● Entries supplied
>>>>>

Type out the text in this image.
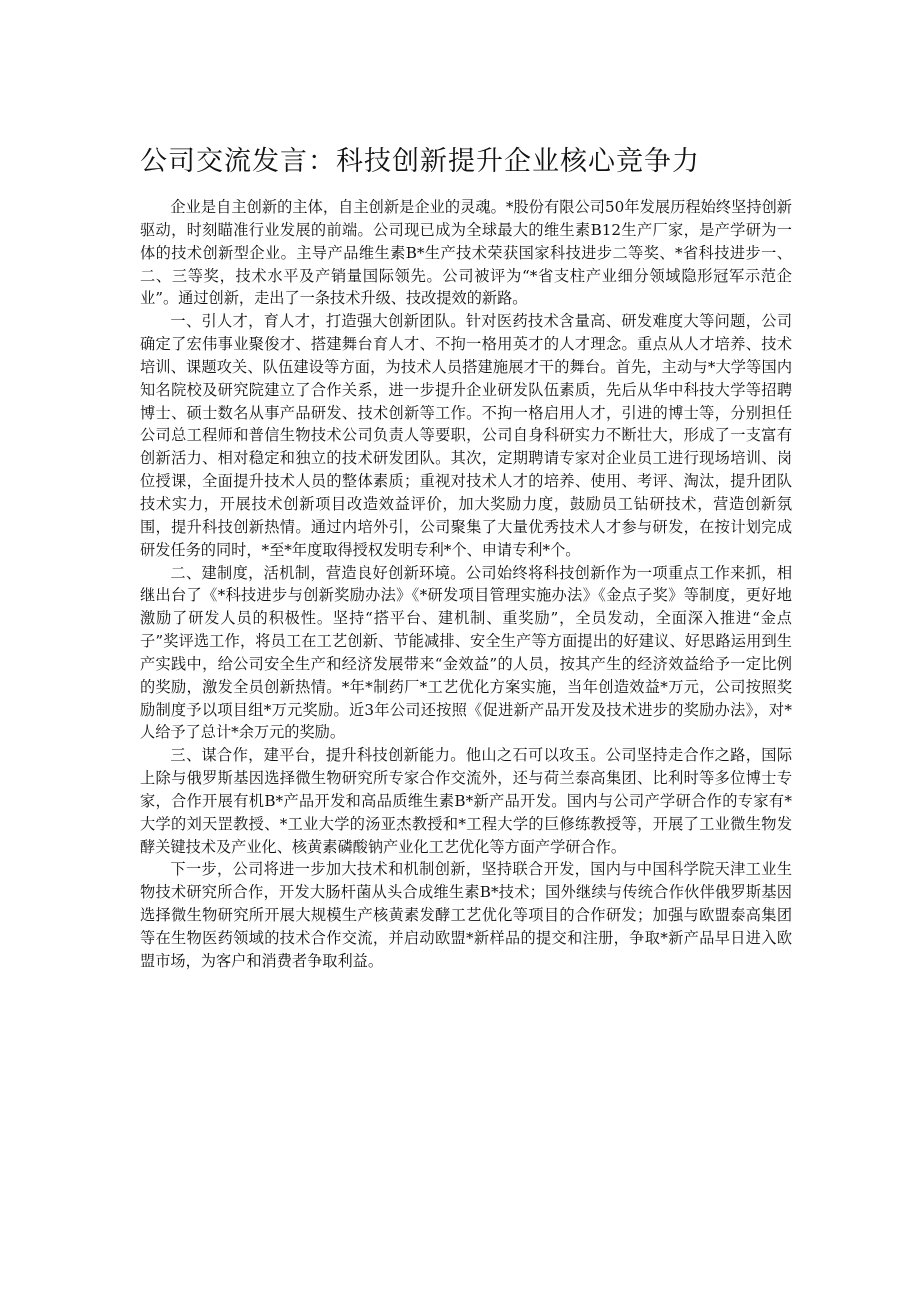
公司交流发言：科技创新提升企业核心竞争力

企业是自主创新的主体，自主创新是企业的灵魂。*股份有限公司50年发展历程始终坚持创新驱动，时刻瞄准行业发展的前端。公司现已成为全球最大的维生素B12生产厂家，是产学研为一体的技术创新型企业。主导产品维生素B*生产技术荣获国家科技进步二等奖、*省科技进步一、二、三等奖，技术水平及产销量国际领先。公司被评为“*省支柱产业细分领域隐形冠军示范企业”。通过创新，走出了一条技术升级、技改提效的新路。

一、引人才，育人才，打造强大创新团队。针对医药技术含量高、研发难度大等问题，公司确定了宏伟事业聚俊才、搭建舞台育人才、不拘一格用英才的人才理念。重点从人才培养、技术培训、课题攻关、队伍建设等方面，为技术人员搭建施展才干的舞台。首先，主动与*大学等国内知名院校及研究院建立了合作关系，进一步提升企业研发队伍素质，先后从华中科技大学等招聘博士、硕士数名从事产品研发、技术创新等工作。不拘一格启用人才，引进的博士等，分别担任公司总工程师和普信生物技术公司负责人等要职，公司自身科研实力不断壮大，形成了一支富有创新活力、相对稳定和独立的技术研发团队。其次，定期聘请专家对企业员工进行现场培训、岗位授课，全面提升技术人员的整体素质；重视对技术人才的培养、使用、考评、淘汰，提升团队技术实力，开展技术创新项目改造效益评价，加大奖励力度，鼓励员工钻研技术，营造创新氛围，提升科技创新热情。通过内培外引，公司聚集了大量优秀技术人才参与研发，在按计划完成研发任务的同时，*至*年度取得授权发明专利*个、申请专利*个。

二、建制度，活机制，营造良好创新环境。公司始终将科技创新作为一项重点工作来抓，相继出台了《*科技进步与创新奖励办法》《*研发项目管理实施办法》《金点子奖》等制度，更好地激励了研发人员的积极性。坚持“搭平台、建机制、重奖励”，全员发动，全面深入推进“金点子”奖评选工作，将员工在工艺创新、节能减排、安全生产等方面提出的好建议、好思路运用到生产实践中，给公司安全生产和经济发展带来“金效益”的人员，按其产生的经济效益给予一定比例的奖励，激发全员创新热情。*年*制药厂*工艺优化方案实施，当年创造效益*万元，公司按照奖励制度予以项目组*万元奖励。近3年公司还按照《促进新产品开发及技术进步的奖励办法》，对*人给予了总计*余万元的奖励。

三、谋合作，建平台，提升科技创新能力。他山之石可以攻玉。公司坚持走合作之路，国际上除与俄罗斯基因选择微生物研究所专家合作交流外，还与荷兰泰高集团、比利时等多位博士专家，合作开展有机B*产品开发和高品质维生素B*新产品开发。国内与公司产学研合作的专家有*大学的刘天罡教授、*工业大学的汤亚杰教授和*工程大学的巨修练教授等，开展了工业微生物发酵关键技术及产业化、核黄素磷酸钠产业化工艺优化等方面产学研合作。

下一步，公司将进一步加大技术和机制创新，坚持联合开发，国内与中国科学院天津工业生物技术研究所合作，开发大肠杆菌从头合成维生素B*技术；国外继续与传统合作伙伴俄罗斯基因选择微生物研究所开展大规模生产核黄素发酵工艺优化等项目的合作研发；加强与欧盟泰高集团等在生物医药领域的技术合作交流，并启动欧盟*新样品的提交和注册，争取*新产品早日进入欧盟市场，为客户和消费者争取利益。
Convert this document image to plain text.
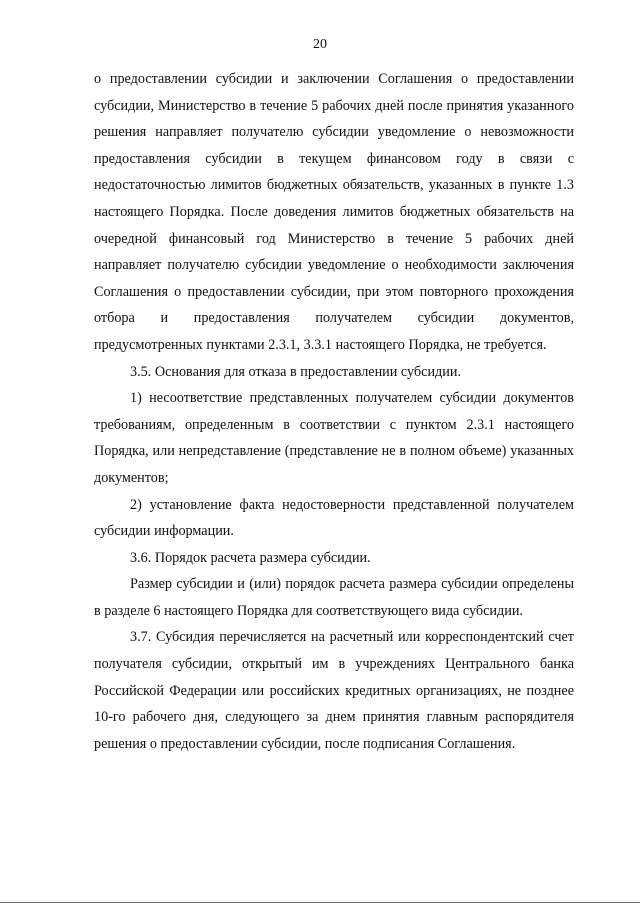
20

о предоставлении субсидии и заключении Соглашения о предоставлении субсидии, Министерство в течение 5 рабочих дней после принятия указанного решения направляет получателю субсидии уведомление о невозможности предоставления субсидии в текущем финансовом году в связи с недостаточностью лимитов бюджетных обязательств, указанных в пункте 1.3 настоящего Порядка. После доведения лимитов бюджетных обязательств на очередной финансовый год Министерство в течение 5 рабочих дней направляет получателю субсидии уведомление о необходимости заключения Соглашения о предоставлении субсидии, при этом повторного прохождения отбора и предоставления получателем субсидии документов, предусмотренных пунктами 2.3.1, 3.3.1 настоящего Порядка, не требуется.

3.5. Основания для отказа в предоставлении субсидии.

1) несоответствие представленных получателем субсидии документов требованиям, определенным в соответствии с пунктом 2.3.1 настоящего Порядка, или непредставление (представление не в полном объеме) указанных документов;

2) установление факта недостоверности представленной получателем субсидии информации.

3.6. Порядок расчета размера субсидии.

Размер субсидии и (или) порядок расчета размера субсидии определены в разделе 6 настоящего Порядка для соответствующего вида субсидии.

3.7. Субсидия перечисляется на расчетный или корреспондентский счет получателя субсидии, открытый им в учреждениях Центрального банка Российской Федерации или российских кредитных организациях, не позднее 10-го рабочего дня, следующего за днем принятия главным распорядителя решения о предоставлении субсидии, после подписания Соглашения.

<<<<<

● Work to do
Output every entry word for word, but omit the pictures.

● Worked solution
Type out the text in this image.
公司交流发言：科技创新提升企业核心竞争力

企业是自主创新的主体，自主创新是企业的灵魂。*股份有限公司50年发展历程始终坚持创新驱动，时刻瞄准行业发展的前端。公司现已成为全球最大的维生素B12生产厂家，是产学研为一体的技术创新型企业。主导产品维生素B*生产技术荣获国家科技进步二等奖、*省科技进步一、二、三等奖，技术水平及产销量国际领先。公司被评为“*省支柱产业细分领域隐形冠军示范企业”。通过创新，走出了一条技术升级、技改提效的新路。

一、引人才，育人才，打造强大创新团队。针对医药技术含量高、研发难度大等问题，公司确定了宏伟事业聚俊才、搭建舞台育人才、不拘一格用英才的人才理念。重点从人才培养、技术培训、课题攻关、队伍建设等方面，为技术人员搭建施展才干的舞台。首先，主动与*大学等国内知名院校及研究院建立了合作关系，进一步提升企业研发队伍素质，先后从华中科技大学等招聘博士、硕士数名从事产品研发、技术创新等工作。不拘一格启用人才，引进的博士等，分别担任公司总工程师和普信生物技术公司负责人等要职，公司自身科研实力不断壮大，形成了一支富有创新活力、相对稳定和独立的技术研发团队。其次，定期聘请专家对企业员工进行现场培训、岗位授课，全面提升技术人员的整体素质；重视对技术人才的培养、使用、考评、淘汰，提升团队技术实力，开展技术创新项目改造效益评价，加大奖励力度，鼓励员工钻研技术，营造创新氛围，提升科技创新热情。通过内培外引，公司聚集了大量优秀技术人才参与研发，在按计划完成研发任务的同时，*至*年度取得授权发明专利*个、申请专利*个。

二、建制度，活机制，营造良好创新环境。公司始终将科技创新作为一项重点工作来抓，相继出台了《*科技进步与创新奖励办法》《*研发项目管理实施办法》《金点子奖》等制度，更好地激励了研发人员的积极性。坚持“搭平台、建机制、重奖励”，全员发动，全面深入推进“金点子”奖评选工作，将员工在工艺创新、节能减排、安全生产等方面提出的好建议、好思路运用到生产实践中，给公司安全生产和经济发展带来“金效益”的人员，按其产生的经济效益给予一定比例的奖励，激发全员创新热情。*年*制药厂*工艺优化方案实施，当年创造效益*万元，公司按照奖励制度予以项目组*万元奖励。近3年公司还按照《促进新产品开发及技术进步的奖励办法》，对*人给予了总计*余万元的奖励。

三、谋合作，建平台，提升科技创新能力。他山之石可以攻玉。公司坚持走合作之路，国际上除与俄罗斯基因选择微生物研究所专家合作交流外，还与荷兰泰高集团、比利时等多位博士专家，合作开展有机B*产品开发和高品质维生素B*新产品开发。国内与公司产学研合作的专家有*大学的刘天罡教授、*工业大学的汤亚杰教授和*工程大学的巨修练教授等，开展了工业微生物发酵关键技术及产业化、核黄素磷酸钠产业化工艺优化等方面产学研合作。

下一步，公司将进一步加大技术和机制创新，坚持联合开发，国内与中国科学院天津工业生物技术研究所合作，开发大肠杆菌从头合成维生素B*技术；国外继续与传统合作伙伴俄罗斯基因选择微生物研究所开展大规模生产核黄素发酵工艺优化等项目的合作研发；加强与欧盟泰高集团等在生物医药领域的技术合作交流，并启动欧盟*新样品的提交和注册，争取*新产品早日进入欧盟市场，为客户和消费者争取利益。
Convert this document image to plain text.
20

о предоставлении субсидии и заключении Соглашения о предоставлении субсидии, Министерство в течение 5 рабочих дней после принятия указанного решения направляет получателю субсидии уведомление о невозможности предоставления субсидии в текущем финансовом году в связи с недостаточностью лимитов бюджетных обязательств, указанных в пункте 1.3 настоящего Порядка. После доведения лимитов бюджетных обязательств на очередной финансовый год Министерство в течение 5 рабочих дней направляет получателю субсидии уведомление о необходимости заключения Соглашения о предоставлении субсидии, при этом повторного прохождения отбора и предоставления получателем субсидии документов, предусмотренных пунктами 2.3.1, 3.3.1 настоящего Порядка, не требуется.

3.5. Основания для отказа в предоставлении субсидии.

1) несоответствие представленных получателем субсидии документов требованиям, определенным в соответствии с пунктом 2.3.1 настоящего Порядка, или непредставление (представление не в полном объеме) указанных документов;

2) установление факта недостоверности представленной получателем субсидии информации.

3.6. Порядок расчета размера субсидии.

Размер субсидии и (или) порядок расчета размера субсидии определены в разделе 6 настоящего Порядка для соответствующего вида субсидии.

3.7. Субсидия перечисляется на расчетный или корреспондентский счет получателя субсидии, открытый им в учреждениях Центрального банка Российской Федерации или российских кредитных организациях, не позднее 10-го рабочего дня, следующего за днем принятия главным распорядителя решения о предоставлении субсидии, после подписания Соглашения.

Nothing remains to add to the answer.